» Work to be completed
Records follow. Pull out every line that contains "heading".

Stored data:
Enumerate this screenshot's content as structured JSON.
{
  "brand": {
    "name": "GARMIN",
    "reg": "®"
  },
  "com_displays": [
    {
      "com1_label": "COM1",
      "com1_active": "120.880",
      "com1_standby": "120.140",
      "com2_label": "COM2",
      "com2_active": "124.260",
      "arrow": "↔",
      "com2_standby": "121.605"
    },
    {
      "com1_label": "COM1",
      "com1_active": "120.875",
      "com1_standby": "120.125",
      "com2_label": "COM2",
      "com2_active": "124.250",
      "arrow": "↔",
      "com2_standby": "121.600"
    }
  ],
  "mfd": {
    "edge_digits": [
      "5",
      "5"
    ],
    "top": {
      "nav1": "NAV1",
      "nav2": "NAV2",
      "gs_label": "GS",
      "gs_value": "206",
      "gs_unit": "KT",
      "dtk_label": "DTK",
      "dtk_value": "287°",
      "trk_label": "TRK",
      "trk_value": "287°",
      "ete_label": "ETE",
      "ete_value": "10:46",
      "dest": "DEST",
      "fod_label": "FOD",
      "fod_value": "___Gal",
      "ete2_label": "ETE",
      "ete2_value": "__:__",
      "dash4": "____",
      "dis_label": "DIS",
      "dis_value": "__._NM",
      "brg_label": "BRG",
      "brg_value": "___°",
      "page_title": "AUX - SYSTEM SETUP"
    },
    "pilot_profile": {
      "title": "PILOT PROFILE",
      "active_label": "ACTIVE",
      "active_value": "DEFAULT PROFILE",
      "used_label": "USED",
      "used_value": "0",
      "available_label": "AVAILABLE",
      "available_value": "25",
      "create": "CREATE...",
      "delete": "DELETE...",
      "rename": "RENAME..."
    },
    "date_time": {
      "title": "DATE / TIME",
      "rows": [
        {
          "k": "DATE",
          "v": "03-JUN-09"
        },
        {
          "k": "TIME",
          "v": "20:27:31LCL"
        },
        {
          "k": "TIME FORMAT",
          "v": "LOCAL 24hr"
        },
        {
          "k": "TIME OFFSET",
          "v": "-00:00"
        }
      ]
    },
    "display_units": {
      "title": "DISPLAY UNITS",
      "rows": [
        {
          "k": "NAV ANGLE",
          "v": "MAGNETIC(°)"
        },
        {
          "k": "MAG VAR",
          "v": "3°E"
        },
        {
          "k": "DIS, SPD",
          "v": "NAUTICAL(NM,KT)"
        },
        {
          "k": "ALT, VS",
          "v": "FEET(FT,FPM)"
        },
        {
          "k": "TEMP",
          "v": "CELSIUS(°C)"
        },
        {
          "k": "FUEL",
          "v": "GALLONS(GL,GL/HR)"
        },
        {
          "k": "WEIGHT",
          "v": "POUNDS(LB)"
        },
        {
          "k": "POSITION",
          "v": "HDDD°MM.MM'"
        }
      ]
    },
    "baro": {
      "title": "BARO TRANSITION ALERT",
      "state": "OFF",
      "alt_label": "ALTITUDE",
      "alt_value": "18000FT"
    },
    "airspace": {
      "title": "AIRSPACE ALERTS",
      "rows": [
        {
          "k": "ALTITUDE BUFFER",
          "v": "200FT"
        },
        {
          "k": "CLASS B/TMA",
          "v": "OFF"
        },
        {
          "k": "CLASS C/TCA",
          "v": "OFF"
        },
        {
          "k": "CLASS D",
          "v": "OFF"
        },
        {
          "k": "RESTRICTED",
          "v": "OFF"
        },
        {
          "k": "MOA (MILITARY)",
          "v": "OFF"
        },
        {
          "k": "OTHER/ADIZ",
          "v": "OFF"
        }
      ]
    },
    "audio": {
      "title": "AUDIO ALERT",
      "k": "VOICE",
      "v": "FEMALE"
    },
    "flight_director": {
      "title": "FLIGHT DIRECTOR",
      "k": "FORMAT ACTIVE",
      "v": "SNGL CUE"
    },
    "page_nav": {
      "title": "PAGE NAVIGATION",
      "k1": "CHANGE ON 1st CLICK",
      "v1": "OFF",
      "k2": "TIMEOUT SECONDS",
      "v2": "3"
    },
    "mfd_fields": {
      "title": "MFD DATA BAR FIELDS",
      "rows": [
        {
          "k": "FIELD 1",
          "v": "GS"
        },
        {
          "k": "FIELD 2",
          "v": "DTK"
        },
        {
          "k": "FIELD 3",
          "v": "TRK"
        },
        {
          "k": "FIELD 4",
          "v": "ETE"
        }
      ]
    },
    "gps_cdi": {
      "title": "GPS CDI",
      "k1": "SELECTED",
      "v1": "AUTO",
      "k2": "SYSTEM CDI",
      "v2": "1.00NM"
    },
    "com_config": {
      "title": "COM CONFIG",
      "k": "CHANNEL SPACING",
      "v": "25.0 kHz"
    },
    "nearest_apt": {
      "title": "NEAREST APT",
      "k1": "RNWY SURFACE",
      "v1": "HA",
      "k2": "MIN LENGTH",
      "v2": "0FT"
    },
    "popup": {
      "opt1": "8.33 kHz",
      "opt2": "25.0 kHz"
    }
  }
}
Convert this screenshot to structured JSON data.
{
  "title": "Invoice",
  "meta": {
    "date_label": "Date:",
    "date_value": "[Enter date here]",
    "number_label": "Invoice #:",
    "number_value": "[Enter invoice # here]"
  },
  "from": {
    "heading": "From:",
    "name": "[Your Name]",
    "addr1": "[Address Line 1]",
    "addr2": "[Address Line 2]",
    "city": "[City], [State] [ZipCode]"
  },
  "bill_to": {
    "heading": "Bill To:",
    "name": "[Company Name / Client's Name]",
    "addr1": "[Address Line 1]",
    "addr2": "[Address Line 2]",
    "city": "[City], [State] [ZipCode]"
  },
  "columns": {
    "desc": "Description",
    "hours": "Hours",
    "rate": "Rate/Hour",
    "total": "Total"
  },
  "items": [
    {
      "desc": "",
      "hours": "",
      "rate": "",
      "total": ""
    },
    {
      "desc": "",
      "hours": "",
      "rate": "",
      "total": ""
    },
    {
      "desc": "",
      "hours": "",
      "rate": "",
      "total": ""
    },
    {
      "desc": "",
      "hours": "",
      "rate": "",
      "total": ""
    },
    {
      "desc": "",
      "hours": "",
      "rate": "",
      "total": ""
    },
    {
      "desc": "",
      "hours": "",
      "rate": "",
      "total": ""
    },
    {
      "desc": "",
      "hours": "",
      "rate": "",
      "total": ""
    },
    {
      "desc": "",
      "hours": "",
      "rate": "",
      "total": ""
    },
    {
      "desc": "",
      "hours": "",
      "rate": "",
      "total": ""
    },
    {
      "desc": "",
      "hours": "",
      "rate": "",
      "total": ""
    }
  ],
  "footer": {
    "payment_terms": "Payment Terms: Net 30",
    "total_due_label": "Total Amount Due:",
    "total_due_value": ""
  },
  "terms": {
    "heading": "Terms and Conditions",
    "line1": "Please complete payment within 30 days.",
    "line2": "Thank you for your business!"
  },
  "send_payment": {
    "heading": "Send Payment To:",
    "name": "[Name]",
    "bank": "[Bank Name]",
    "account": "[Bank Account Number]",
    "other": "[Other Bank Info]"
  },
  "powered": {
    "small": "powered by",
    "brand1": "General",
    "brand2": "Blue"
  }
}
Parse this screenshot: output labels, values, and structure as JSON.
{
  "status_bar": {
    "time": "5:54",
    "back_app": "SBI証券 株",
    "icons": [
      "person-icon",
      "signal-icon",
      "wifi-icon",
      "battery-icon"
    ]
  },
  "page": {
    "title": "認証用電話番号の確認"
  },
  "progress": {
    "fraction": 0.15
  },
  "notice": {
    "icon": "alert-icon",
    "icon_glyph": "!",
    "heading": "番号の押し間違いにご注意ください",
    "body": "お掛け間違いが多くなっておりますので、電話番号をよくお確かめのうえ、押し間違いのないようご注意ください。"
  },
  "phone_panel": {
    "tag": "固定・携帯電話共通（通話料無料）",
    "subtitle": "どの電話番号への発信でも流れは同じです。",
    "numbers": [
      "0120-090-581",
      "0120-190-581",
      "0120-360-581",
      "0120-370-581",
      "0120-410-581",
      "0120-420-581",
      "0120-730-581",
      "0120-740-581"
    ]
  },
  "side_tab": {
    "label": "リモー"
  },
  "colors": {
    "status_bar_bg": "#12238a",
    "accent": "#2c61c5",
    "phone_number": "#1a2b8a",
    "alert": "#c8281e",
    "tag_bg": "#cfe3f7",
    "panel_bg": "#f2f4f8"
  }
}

» Exercise result
    "heading": "From:",
    "heading": "Bill To:",
    "heading": "Terms and Conditions",
    "heading": "Send Payment To:",
    "heading": "番号の押し間違いにご注意ください",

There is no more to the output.